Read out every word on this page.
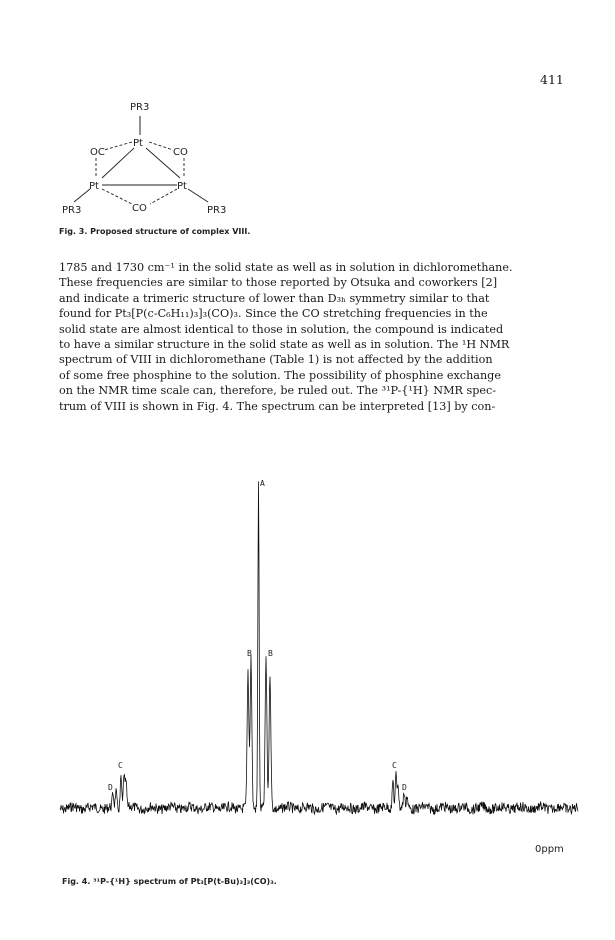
411
PR3
Pt
OC	CO
Pt	Pt
PR3	CO	PR3
Fig. 3. Proposed structure of complex VIII.
1785 and 1730 cm⁻¹ in the solid state as well as in solution in dichloromethane.
These frequencies are similar to those reported by Otsuka and coworkers [2]
and indicate a trimeric structure of lower than D₃ₕ symmetry similar to that
found for Pt₃[P(c-C₆H₁₁)₃]₃(CO)₃. Since the CO stretching frequencies in the
solid state are almost identical to those in solution, the compound is indicated
to have a similar structure in the solid state as well as in solution. The ¹H NMR
spectrum of VIII in dichloromethane (Table 1) is not affected by the addition
of some free phosphine to the solution. The possibility of phosphine exchange
on the NMR time scale can, therefore, be ruled out. The ³¹P-{¹H} NMR spec-
trum of VIII is shown in Fig. 4. The spectrum can be interpreted [13] by con-
A
B B
C	C
D	D
0ppm
Fig. 4. ³¹P-{¹H} spectrum of Pt₃[P(t-Bu)₃]₃(CO)₃.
□ □ □
# The request:
From the listing above, copy every line that holds the string "frequencies".

# Reply:
These frequencies are similar to those reported by Otsuka and coworkers [2]
found for Pt₃[P(c-C₆H₁₁)₃]₃(CO)₃. Since the CO stretching frequencies in the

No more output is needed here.